Est-ce que vous croyez que, dans le Var, il n’y a personne capable de remplacer Gérard Cerruti au point qu’il se sente obligé de se présenter pour un sixième mandat ? Cela ne vous pose pas de problème? Je suis contre de tels comportements pour les mêmes raisons que celles qui m’ont fait voter contre une modification de dernière minute des statuts par Laurence Parisot. Cela procède exactement de la même volonté et des mêmes valeurs. Et vous remarquerez que je n’ai fait qu’un mandat dans les Bouches-du-Rhône et un seul au niveau régional.
Est-ce la même logique qui vous a fait intervenir à Aix-en-Provence ?
Dans le Pays d’Aix, il y avait une guerre initiée par un clan qui voulait s’approprier un certain nombre de mandats pour faire ses petites affaires. On y a mis fin mais, croyez-moi, ça a été compliqué. Aujourd’hui, je suis très fier du Pays d’Aix. Et il y a plus de 600 adhérents, trois fois plus qu’à l’époque.
Puisqu’on évoque les disfonctionnements, que s’est-il passé aux élections à l’UPE 13 en 2010 ? Vous aviez demandé à Eric Ammar de se présenter. Il croyait qu’il serait seul candidat et il s’est retrouvé en concurrence avec Jean-Luc Chauvin, pourquoi ?
J’ai toujours dit qu’il fallait qu’il y ait plusieurs candidats et je le dis aujourd’hui pour les niveaux régional et national. Dans ces conditions, le candidat qui passe ne doit rien à personne. Jean-Luc Chauvin, qui l’a emporté, ne me doit rien et Eric Ammar ne m’aurait rien dû non plus s’il avait gagné. Ainsi, le vainqueur doit sa victoire à ses électeurs. Il en est de même de Laurence Parisot. Elle doit sa défaite à ses électeurs et je ne suis qu’un des 22 membres qui ont voté contre elle.
Il est certain que vous ne l’avez pas dit à Eric Ammar avant qu’il se présente, sinon il n’y serait pas allé. En revanche plusieurs excellentes sources affirment que la candidature de Jean-Luc Chauvin a été sinon suscitée du moins encouragée parce qu’Eric Ammar avait refusé un certain nombre d’arrangements liés aux postes à répartir après l’élection. N’y a-t-il pas là un de ces problèmes de gouvernance dont vous êtes pourtant le pourfendeur ?
Ce n’est pas vrai… Pour qu’il y ait bonne gouvernance, il faut qu’il y ait plusieurs candidats et qu’ils laissent leur place au bout d’un mandat.

DONNÉES FOURNIES:
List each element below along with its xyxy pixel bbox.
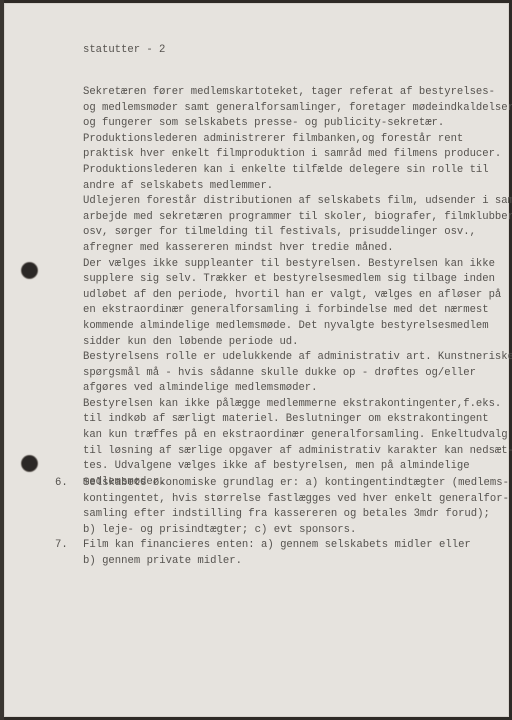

OBJECTIFS:
**a)** Reformulez sous forme de liste le paragraphe du texte source qui commence par « J’ai toujours dit qu’il fallait », en conservant ses faits essentiels.
**b)** Prolongez le texte source, cet entretien sur la gouvernance des organisations patronales, à partir de sa dernière réplique.
Le matériel provient d’une autre source que le texte source.

CORRIGÉ:
**a)**
- Il faut plusieurs candidats à une élection, y compris aux niveaux régional et national.
- Ainsi, le candidat élu ne doit rien à personne.
- Le vainqueur doit sa victoire à ses électeurs.
- Jean-Luc Chauvin, qui l’a emporté, ne doit rien à l’interviewé. Eric Ammar ne lui aurait rien dû non plus s’il avait gagné.
- Laurence Parisot doit sa défaite à ses électeurs.
- L’interviewé n’est qu’un des 22 membres qui ont voté contre elle.

**b)**
Mais on peut voir aussi ces péripéties comme autant d’opérations destinées à construire un appareil de plus en plus structuré, obéissant et centralisé, de façon à intervenir de plus en plus puissamment à tous les niveaux ?
Tout dépend du but poursuivi. Si c’est par intérêt personnel, c’est condamnable. Sinon…
N’y a-t-il pas quelque chose de comparable dans votre relation à la CGPME Paca ?
Lorsqu’elle a cherché à prendre son indépendance par rapport à l’UPR, vous lui avez envoyé, pour la punir, une collection de factures à payer, pas vraiment justifiées. Au bout du compte, vous avez perdu en justice…
Soyons clairs. Est-ce que ça existe la CGPME Paca ? Bien sûr que non. Aujourd’hui, c’est une organisation à la solde du Var, c’est tout. C’est l’UP du Var qui décide. Joël Martin, le président de la CGPME Paca, je l’ai eu à mes côtés. Il prend ses ordres dans le Var. Point final.
C’est pour cela que vous avez mal vécu leur indépendance ?
Au contraire, ils sont indépendants et je m’en porte très bien. Soyons clairs. Le budget du Medef Paca va atteindre le million d’euros. C’est quoi celui de la CGPME Paca ? Moins de trente mille euros. Il faut avoir les moyens de ses objectifs. Si vous n’avez pas de moyens, qui fait le boulot ? Moi, je vous ai dit que j’avais embauché six personnes de plus.
Que pensez-vous de la position de la CGPME qui trouve le Medef trop politisé ?
Jean-François Roubaud, le président de la CGPME, n’a pas toujours raison. Mais il n’a pas tort sur cette question. C’est quelqu’un d’assez pragmatique et je pense qu’il a raison de dire que la dérive du Medef a été importante. Nous ne sommes que des chefs d’entreprise en activité, c’est ça notre légitimité. Il ne s’agit pas d’aller singer les politiques alors qu’on n’a pas le pouvoir politique et qu’on ne le réclame pas.
A cet égard, comment jugez-vous la ligne Parisot ?
Elle a connu trois présidents de la République… Elle s’est adaptée. Elle a été la plus complaisante possible avec les trois pour essayer de faire avancer ses idées parce que c’est sa méthode. Est-ce qu’elle a eu des résultats? Un certain nombre, mais… on n’a pas gagné sur tout… Est-ce qu’il y aura une autre méthode à partir de maintenant ? C’est certain !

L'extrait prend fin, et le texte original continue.